* _Task details_: Give back the entire listing verbatim.

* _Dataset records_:
━━━━━━
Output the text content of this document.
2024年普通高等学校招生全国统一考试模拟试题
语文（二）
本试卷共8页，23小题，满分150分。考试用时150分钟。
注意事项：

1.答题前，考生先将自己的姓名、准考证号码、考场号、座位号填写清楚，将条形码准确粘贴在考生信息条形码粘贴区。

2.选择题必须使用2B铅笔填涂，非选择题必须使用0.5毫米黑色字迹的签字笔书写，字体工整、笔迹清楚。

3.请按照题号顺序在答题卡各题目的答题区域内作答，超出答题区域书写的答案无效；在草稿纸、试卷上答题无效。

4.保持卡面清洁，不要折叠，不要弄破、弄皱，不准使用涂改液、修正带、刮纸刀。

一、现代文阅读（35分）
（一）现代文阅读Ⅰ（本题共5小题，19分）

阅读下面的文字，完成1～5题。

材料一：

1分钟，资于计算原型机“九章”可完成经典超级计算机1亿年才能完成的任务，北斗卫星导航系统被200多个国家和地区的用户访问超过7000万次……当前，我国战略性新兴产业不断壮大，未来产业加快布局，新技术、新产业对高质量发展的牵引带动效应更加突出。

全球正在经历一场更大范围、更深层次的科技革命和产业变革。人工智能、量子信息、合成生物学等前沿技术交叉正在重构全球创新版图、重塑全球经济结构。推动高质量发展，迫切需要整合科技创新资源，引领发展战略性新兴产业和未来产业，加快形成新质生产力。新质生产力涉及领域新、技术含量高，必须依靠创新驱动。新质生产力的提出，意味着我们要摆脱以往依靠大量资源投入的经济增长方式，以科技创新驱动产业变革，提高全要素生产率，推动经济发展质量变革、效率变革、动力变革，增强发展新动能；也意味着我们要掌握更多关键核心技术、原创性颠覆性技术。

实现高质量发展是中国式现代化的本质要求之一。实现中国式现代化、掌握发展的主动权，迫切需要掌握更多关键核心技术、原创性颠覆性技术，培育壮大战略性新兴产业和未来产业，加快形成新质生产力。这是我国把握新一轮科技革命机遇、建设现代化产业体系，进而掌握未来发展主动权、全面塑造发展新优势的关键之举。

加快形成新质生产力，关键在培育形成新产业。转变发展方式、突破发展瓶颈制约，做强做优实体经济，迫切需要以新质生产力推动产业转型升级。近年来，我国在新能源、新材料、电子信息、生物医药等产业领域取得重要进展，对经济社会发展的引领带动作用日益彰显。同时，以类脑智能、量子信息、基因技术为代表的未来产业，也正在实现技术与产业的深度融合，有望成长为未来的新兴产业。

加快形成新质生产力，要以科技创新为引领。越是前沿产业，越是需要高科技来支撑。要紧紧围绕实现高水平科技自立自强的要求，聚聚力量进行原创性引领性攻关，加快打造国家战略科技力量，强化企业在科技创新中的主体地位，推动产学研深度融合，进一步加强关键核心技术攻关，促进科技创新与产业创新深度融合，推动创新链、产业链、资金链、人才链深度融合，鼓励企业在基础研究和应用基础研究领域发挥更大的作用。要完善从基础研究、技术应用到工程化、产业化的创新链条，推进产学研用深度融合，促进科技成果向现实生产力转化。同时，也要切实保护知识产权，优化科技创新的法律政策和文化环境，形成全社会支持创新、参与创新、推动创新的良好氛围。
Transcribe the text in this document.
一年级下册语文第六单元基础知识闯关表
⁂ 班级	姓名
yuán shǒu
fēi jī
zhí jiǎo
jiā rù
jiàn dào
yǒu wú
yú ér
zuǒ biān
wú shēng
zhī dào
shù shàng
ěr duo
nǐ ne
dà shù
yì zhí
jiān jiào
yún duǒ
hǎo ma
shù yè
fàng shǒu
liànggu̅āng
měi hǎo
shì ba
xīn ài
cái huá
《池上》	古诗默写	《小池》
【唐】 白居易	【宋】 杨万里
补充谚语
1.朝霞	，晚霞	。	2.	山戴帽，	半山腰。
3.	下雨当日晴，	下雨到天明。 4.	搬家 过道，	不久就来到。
━━━━━━
* _Correct response_:
Output the text content of this document.
2024年普通高等学校招生全国统一考试模拟试题
语文（二）
本试卷共8页，23小题，满分150分。考试用时150分钟。
注意事项：

1.答题前，考生先将自己的姓名、准考证号码、考场号、座位号填写清楚，将条形码准确粘贴在考生信息条形码粘贴区。

2.选择题必须使用2B铅笔填涂，非选择题必须使用0.5毫米黑色字迹的签字笔书写，字体工整、笔迹清楚。

3.请按照题号顺序在答题卡各题目的答题区域内作答，超出答题区域书写的答案无效；在草稿纸、试卷上答题无效。

4.保持卡面清洁，不要折叠，不要弄破、弄皱，不准使用涂改液、修正带、刮纸刀。

一、现代文阅读（35分）
（一）现代文阅读Ⅰ（本题共5小题，19分）

阅读下面的文字，完成1～5题。

材料一：

1分钟，资于计算原型机“九章”可完成经典超级计算机1亿年才能完成的任务，北斗卫星导航系统被200多个国家和地区的用户访问超过7000万次……当前，我国战略性新兴产业不断壮大，未来产业加快布局，新技术、新产业对高质量发展的牵引带动效应更加突出。

全球正在经历一场更大范围、更深层次的科技革命和产业变革。人工智能、量子信息、合成生物学等前沿技术交叉正在重构全球创新版图、重塑全球经济结构。推动高质量发展，迫切需要整合科技创新资源，引领发展战略性新兴产业和未来产业，加快形成新质生产力。新质生产力涉及领域新、技术含量高，必须依靠创新驱动。新质生产力的提出，意味着我们要摆脱以往依靠大量资源投入的经济增长方式，以科技创新驱动产业变革，提高全要素生产率，推动经济发展质量变革、效率变革、动力变革，增强发展新动能；也意味着我们要掌握更多关键核心技术、原创性颠覆性技术。

实现高质量发展是中国式现代化的本质要求之一。实现中国式现代化、掌握发展的主动权，迫切需要掌握更多关键核心技术、原创性颠覆性技术，培育壮大战略性新兴产业和未来产业，加快形成新质生产力。这是我国把握新一轮科技革命机遇、建设现代化产业体系，进而掌握未来发展主动权、全面塑造发展新优势的关键之举。

加快形成新质生产力，关键在培育形成新产业。转变发展方式、突破发展瓶颈制约，做强做优实体经济，迫切需要以新质生产力推动产业转型升级。近年来，我国在新能源、新材料、电子信息、生物医药等产业领域取得重要进展，对经济社会发展的引领带动作用日益彰显。同时，以类脑智能、量子信息、基因技术为代表的未来产业，也正在实现技术与产业的深度融合，有望成长为未来的新兴产业。

加快形成新质生产力，要以科技创新为引领。越是前沿产业，越是需要高科技来支撑。要紧紧围绕实现高水平科技自立自强的要求，聚聚力量进行原创性引领性攻关，加快打造国家战略科技力量，强化企业在科技创新中的主体地位，推动产学研深度融合，进一步加强关键核心技术攻关，促进科技创新与产业创新深度融合，推动创新链、产业链、资金链、人才链深度融合，鼓励企业在基础研究和应用基础研究领域发挥更大的作用。要完善从基础研究、技术应用到工程化、产业化的创新链条，推进产学研用深度融合，促进科技成果向现实生产力转化。同时，也要切实保护知识产权，优化科技创新的法律政策和文化环境，形成全社会支持创新、参与创新、推动创新的良好氛围。
Transcribe the text in this document.
一年级下册语文第六单元基础知识闯关表
⁂ 班级	姓名
yuán shǒu
fēi jī
zhí jiǎo
jiā rù
jiàn dào
yǒu wú
yú ér
zuǒ biān
wú shēng
zhī dào
shù shàng
ěr duo
nǐ ne
dà shù
yì zhí
jiān jiào
yún duǒ
hǎo ma
shù yè
fàng shǒu
liànggu̅āng
měi hǎo
shì ba
xīn ài
cái huá
《池上》	古诗默写	《小池》
【唐】 白居易	【宋】 杨万里
补充谚语
1.朝霞	，晚霞	。	2.	山戴帽，	半山腰。
3.	下雨当日晴，	下雨到天明。 4.	搬家 过道，	不久就来到。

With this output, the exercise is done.